==== Article ====

At a time when our phones, computers, and smartwatches have become nothing more than data-mining devices, a generation of young women has decided to distance themselves. On TikTok and Instagram, they build their own computers, nesting them in seashells, makeup palettes, or pearl-encrusted clutches. The movement, dubbed "cyberdeck girls," has exploded in recent months and has already garnered tens of millions of views. Behind the pink and pearly aesthetic, a genuine political statement is unfolding—feminist, anti-surveillance, and profoundly joyful.
Cyberdecks: a return to the roots of cyberpunk fiction
The term "cyberdeck" is far from innocent. It was coined in 1984 by science fiction writer William Gibson in his cult novel "Neuromancer," where hackers navigated a digital matrix using miniature, homemade personal computers. Forty years later, young makers have taken up the concept, but this time, the dark, industrial cyberpunk aesthetic has been shelved in favor of a pastel palette, pink seashells, and mermaid-like accents.
In practical terms, a cyberdeck consists of simple components: a Raspberry Pi nano-computer (an electronic board the size of a matchbox), a small screen, a mechanical keyboard, a battery, and a case chosen by the creator herself. All this for a cost often less than 200 euros. These machines are intentionally "impractical and inefficient" compared to a standard laptop—a deliberate choice in a tech culture obsessed with optimization at all costs.
When the seashell becomes a computer
What makes this trend so fascinating is the limitless creativity of the devices. A certain CC, who describes herself as an "open source baddie" and runs the blog Bimbo Tech , popularized the movement with her "P-Sea SeaShell," a cyberdeck housed in a pink seashell, which serves alternately as a Tamagotchi, an e-reader, a Markdown note editor, and a server monitor. Connected to her local AI setup and her VPN mesh, the device allows its creator to do everything without ever relying on major platforms.

====

Task 1:
Rewrite the records from their first line through the line that contains "chevron-left-icon <box>47 70 95 152</box>", replacing "calendar-icon" with "schedule-icon" and leaving everything else unchanged.

==== Data for this task ====

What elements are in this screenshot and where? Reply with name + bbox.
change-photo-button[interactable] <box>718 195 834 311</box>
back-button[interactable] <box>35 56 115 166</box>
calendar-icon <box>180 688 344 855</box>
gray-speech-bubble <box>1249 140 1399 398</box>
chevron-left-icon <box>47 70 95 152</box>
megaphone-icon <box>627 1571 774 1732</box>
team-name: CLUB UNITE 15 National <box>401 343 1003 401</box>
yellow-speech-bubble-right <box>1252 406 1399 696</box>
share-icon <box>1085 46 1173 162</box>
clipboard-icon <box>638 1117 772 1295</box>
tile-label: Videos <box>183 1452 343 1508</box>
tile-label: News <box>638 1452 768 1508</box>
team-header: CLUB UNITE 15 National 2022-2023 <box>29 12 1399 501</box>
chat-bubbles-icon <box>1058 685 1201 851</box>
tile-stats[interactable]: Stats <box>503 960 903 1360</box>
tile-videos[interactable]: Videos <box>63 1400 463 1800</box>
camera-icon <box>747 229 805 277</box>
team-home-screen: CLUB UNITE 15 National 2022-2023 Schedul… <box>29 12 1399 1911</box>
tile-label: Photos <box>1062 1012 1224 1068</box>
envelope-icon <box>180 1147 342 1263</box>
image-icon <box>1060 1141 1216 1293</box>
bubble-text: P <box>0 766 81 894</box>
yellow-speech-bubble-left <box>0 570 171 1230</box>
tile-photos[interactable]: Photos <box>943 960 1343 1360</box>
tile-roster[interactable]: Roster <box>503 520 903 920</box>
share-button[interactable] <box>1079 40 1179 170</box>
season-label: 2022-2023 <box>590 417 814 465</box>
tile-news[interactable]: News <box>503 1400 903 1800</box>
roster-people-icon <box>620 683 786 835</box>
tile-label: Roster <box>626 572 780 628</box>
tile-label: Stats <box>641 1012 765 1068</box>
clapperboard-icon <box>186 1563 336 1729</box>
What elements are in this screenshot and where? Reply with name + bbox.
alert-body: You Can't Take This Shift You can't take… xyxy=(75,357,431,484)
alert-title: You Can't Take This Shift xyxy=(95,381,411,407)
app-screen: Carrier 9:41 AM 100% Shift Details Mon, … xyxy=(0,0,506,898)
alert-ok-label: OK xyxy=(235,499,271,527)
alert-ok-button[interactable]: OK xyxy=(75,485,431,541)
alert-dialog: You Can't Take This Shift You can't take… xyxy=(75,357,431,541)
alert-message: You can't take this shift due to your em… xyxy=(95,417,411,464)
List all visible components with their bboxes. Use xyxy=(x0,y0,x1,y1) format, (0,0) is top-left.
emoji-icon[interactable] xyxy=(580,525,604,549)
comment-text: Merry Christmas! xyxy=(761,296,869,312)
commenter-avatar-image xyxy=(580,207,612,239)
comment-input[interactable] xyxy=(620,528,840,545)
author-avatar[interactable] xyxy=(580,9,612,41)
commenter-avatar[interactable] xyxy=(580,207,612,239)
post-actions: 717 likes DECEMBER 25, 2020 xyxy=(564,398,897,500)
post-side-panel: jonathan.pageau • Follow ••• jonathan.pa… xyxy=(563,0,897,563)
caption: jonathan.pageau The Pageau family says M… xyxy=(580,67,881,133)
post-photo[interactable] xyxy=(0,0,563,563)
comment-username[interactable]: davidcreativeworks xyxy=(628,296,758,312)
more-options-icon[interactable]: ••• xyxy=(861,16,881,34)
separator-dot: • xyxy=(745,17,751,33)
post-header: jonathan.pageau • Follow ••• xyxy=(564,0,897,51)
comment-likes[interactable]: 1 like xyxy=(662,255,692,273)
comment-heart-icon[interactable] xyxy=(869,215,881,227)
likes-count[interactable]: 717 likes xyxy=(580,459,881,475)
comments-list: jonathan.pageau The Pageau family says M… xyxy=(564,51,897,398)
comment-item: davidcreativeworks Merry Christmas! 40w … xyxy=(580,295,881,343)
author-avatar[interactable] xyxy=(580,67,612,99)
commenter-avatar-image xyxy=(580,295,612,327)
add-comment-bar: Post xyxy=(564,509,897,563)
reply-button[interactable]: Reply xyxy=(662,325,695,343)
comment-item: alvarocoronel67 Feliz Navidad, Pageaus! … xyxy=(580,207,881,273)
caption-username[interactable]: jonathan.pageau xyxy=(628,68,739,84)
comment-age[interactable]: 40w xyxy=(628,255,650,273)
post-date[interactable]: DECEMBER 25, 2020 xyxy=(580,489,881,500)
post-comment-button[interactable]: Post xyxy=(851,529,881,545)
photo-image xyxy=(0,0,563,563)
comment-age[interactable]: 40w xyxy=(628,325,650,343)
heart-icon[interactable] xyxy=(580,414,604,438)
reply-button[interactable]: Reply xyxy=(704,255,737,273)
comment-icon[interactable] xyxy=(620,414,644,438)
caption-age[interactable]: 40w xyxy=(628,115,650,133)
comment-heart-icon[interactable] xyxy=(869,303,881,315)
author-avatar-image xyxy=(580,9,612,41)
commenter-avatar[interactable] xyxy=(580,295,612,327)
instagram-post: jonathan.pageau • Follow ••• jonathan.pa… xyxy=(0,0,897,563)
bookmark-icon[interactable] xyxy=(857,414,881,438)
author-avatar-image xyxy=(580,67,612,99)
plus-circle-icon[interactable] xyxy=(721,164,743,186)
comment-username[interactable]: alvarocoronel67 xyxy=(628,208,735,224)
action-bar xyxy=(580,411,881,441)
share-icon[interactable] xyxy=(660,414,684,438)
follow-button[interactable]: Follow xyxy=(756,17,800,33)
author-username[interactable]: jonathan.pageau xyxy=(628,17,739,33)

====

Task 2:
Continue the article on the cyberdeck girls movement from its last sentence.

Final result 1:
What elements are in this screenshot and where? Reply with name + bbox.
change-photo-button[interactable] <box>718 195 834 311</box>
back-button[interactable] <box>35 56 115 166</box>
schedule-icon <box>180 688 344 855</box>
gray-speech-bubble <box>1249 140 1399 398</box>
chevron-left-icon <box>47 70 95 152</box>

Final result 2:
Creator Annike Tan, aka Ube Boobey on TikTok , designed a "mermaid" cyberdeck with gold accents and pearls tucked under the keyboard. Her video, ironically titled "Cunty cyberdeck," has racked up tens of millions of views. A young software engineer from New York, Brianna, programmed a mini barista game inside a pink Dunkin' box. Others are doing the same with Hello Kitty boxes, rubber ducks, or old plastic makeup containers. The idea is simple: to transform what mainstream culture considers "girly," and therefore frivolous, into a tool of power.
@ubeboobey working on the bluetooth part #fyp #mp3 #diy #electronics #technology ♬ Bloopin - Eddie EWI
A political response to Silicon Valley
Beyond aesthetics, these creations carry a true manifesto against the culture imposed by American tech giants. For decades, the tech industry has sold the idea that the "right" machine was a minimalist, functional, anonymous, masculine aluminum rectangle. An aesthetic calibrated for productivity, never for beauty or personal connection.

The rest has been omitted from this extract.